**JOB:** From the listing below, pull out every line where the string "điều" appears.

* Start RECORDS FOR THIS EXERCISE *

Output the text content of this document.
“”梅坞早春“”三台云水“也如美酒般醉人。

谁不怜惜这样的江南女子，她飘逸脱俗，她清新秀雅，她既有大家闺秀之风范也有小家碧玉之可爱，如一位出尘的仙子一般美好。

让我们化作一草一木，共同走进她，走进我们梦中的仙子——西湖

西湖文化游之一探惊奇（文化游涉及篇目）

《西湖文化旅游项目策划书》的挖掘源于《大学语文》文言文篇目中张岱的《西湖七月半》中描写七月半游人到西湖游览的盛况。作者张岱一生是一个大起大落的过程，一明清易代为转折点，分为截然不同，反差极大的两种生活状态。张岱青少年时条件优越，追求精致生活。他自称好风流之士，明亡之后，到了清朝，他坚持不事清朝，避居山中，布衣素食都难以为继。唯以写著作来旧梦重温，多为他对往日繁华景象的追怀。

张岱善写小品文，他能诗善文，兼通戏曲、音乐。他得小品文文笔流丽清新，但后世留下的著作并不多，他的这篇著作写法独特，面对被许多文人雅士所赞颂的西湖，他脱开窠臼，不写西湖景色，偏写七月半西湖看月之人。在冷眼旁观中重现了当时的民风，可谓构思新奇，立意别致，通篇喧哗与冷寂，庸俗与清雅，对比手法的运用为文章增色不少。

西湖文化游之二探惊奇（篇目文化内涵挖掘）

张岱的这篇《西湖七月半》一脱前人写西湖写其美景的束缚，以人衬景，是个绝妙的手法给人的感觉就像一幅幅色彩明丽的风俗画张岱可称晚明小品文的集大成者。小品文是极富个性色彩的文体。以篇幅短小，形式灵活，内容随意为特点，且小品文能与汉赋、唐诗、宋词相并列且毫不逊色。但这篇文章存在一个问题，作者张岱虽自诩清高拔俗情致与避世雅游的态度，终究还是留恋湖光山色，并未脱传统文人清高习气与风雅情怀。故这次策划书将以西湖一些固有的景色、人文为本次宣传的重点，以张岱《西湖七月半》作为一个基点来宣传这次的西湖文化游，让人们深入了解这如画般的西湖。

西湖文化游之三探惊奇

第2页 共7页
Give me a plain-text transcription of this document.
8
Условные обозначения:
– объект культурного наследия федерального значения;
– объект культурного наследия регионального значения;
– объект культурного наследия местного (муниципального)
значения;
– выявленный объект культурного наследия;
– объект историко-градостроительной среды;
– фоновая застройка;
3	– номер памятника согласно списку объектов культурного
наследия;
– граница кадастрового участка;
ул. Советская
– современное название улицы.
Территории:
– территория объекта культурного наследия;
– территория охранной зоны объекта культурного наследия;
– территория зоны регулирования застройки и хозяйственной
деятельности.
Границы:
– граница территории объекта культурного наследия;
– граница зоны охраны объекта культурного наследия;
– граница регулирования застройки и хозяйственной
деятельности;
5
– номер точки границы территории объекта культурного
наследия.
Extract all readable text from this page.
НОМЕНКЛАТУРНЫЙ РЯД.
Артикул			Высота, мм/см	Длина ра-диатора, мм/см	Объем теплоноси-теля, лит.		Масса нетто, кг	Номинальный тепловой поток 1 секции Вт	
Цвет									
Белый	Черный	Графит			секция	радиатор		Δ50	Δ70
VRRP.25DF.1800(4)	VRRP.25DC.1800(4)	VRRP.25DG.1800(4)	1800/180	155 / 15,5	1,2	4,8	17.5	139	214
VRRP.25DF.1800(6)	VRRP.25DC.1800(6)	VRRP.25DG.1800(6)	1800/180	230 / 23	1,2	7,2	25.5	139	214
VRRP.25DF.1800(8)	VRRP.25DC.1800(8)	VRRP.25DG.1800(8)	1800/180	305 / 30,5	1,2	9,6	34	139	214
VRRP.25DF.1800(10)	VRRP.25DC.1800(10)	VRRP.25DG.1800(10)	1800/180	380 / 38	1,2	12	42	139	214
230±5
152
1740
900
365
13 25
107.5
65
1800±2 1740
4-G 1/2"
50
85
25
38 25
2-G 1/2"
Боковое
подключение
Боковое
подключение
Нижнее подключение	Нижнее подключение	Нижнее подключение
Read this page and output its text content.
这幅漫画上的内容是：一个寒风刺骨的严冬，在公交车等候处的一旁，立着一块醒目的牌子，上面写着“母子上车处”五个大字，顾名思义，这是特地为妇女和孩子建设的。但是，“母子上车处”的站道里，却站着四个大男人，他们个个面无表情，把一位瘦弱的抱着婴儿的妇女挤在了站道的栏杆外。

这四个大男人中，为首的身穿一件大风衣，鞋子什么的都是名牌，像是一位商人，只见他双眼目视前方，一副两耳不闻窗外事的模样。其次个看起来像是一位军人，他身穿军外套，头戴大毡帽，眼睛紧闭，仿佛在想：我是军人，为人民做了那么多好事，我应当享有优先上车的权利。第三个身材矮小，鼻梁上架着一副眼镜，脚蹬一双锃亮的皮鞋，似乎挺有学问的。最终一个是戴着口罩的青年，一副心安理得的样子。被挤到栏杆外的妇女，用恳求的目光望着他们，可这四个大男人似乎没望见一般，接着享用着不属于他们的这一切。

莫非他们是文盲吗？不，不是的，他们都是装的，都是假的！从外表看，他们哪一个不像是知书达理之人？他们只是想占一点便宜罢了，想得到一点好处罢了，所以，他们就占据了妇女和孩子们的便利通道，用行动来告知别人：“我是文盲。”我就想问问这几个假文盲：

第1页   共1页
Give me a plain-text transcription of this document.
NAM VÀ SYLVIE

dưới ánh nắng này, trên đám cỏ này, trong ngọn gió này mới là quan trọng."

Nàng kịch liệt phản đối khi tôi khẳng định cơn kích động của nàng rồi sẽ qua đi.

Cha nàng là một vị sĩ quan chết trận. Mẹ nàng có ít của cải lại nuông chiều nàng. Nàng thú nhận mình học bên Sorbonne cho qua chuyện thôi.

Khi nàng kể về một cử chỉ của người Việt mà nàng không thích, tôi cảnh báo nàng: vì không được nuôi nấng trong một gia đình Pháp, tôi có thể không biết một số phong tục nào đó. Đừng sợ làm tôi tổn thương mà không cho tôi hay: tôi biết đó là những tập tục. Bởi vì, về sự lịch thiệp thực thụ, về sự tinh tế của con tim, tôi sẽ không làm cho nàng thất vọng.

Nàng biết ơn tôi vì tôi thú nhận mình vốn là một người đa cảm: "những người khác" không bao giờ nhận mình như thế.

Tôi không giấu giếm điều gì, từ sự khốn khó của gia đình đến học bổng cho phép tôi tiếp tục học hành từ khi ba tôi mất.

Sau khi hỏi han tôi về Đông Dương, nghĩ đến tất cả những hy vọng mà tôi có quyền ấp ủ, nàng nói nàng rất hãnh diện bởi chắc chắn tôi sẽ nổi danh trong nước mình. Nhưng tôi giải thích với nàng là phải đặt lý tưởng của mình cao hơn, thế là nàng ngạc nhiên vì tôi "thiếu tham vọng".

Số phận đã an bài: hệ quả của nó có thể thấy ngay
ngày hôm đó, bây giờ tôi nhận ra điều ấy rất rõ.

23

* End RECORDS FOR THIS EXERCISE *

**EXERCISE OUTPUT:**
Tôi không giấu giếm điều gì, từ sự khốn khó của gia đình đến học bổng cho phép tôi tiếp tục học hành từ khi ba tôi mất.
ngày hôm đó, bây giờ tôi nhận ra điều ấy rất rõ.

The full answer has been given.